INSTRUCTIONS FOR THE TASK:
Write out the entries below once more, exactly, with the pictures left out.

ENTRIES SHOWN:
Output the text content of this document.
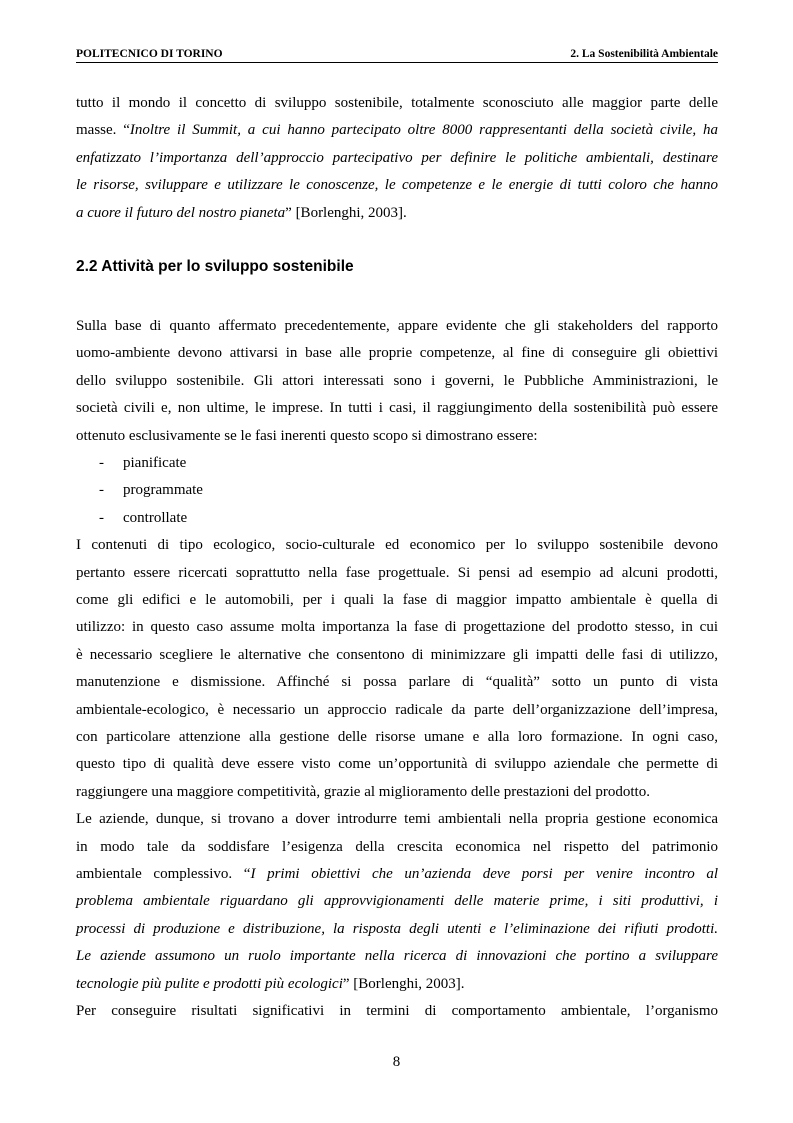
POLITECNICO DI TORINO	2. La Sostenibilità Ambientale
tutto il mondo il concetto di sviluppo sostenibile, totalmente sconosciuto alle maggior parte delle
masse. “Inoltre il Summit, a cui hanno partecipato oltre 8000 rappresentanti della società civile, ha
enfatizzato l’importanza dell’approccio partecipativo per definire le politiche ambientali, destinare
le risorse, sviluppare e utilizzare le conoscenze, le competenze e le energie di tutti coloro che hanno
a cuore il futuro del nostro pianeta” [Borlenghi, 2003].
2.2 Attività per lo sviluppo sostenibile
Sulla base di quanto affermato precedentemente, appare evidente che gli stakeholders del rapporto
uomo-ambiente devono attivarsi in base alle proprie competenze, al fine di conseguire gli obiettivi
dello sviluppo sostenibile. Gli attori interessati sono i governi, le Pubbliche Amministrazioni, le
società civili e, non ultime, le imprese. In tutti i casi, il raggiungimento della sostenibilità può essere
ottenuto esclusivamente se le fasi inerenti questo scopo si dimostrano essere:
- pianificate
- programmate
- controllate
I contenuti di tipo ecologico, socio-culturale ed economico per lo sviluppo sostenibile devono
pertanto essere ricercati soprattutto nella fase progettuale. Si pensi ad esempio ad alcuni prodotti,
come gli edifici e le automobili, per i quali la fase di maggior impatto ambientale è quella di
utilizzo: in questo caso assume molta importanza la fase di progettazione del prodotto stesso, in cui
è necessario scegliere le alternative che consentono di minimizzare gli impatti delle fasi di utilizzo,
manutenzione e dismissione. Affinché si possa parlare di “qualità” sotto un punto di vista
ambientale-ecologico, è necessario un approccio radicale da parte dell’organizzazione dell’impresa,
con particolare attenzione alla gestione delle risorse umane e alla loro formazione. In ogni caso,
questo tipo di qualità deve essere visto come un’opportunità di sviluppo aziendale che permette di
raggiungere una maggiore competitività, grazie al miglioramento delle prestazioni del prodotto.
Le aziende, dunque, si trovano a dover introdurre temi ambientali nella propria gestione economica
in modo tale da soddisfare l’esigenza della crescita economica nel rispetto del patrimonio
ambientale complessivo. “I primi obiettivi che un’azienda deve porsi per venire incontro al
problema ambientale riguardano gli approvvigionamenti delle materie prime, i siti produttivi, i
processi di produzione e distribuzione, la risposta degli utenti e l’eliminazione dei rifiuti prodotti.
Le aziende assumono un ruolo importante nella ricerca di innovazioni che portino a sviluppare
tecnologie più pulite e prodotti più ecologici” [Borlenghi, 2003].
Per conseguire risultati significativi in termini di comportamento ambientale, l’organismo
8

RESULT FOR THIS EXERCISE:
Output the text content of this document.
POLITECNICO DI TORINO	2. La Sostenibilità Ambientale
tutto il mondo il concetto di sviluppo sostenibile, totalmente sconosciuto alle maggior parte delle
masse. “Inoltre il Summit, a cui hanno partecipato oltre 8000 rappresentanti della società civile, ha
enfatizzato l’importanza dell’approccio partecipativo per definire le politiche ambientali, destinare
le risorse, sviluppare e utilizzare le conoscenze, le competenze e le energie di tutti coloro che hanno
a cuore il futuro del nostro pianeta” [Borlenghi, 2003].
2.2 Attività per lo sviluppo sostenibile
Sulla base di quanto affermato precedentemente, appare evidente che gli stakeholders del rapporto
uomo-ambiente devono attivarsi in base alle proprie competenze, al fine di conseguire gli obiettivi
dello sviluppo sostenibile. Gli attori interessati sono i governi, le Pubbliche Amministrazioni, le
società civili e, non ultime, le imprese. In tutti i casi, il raggiungimento della sostenibilità può essere
ottenuto esclusivamente se le fasi inerenti questo scopo si dimostrano essere:
- pianificate
- programmate
- controllate
I contenuti di tipo ecologico, socio-culturale ed economico per lo sviluppo sostenibile devono
pertanto essere ricercati soprattutto nella fase progettuale. Si pensi ad esempio ad alcuni prodotti,
come gli edifici e le automobili, per i quali la fase di maggior impatto ambientale è quella di
utilizzo: in questo caso assume molta importanza la fase di progettazione del prodotto stesso, in cui
è necessario scegliere le alternative che consentono di minimizzare gli impatti delle fasi di utilizzo,
manutenzione e dismissione. Affinché si possa parlare di “qualità” sotto un punto di vista
ambientale-ecologico, è necessario un approccio radicale da parte dell’organizzazione dell’impresa,
con particolare attenzione alla gestione delle risorse umane e alla loro formazione. In ogni caso,
questo tipo di qualità deve essere visto come un’opportunità di sviluppo aziendale che permette di
raggiungere una maggiore competitività, grazie al miglioramento delle prestazioni del prodotto.
Le aziende, dunque, si trovano a dover introdurre temi ambientali nella propria gestione economica
in modo tale da soddisfare l’esigenza della crescita economica nel rispetto del patrimonio
ambientale complessivo. “I primi obiettivi che un’azienda deve porsi per venire incontro al
problema ambientale riguardano gli approvvigionamenti delle materie prime, i siti produttivi, i
processi di produzione e distribuzione, la risposta degli utenti e l’eliminazione dei rifiuti prodotti.
Le aziende assumono un ruolo importante nella ricerca di innovazioni che portino a sviluppare
tecnologie più pulite e prodotti più ecologici” [Borlenghi, 2003].
Per conseguire risultati significativi in termini di comportamento ambientale, l’organismo
8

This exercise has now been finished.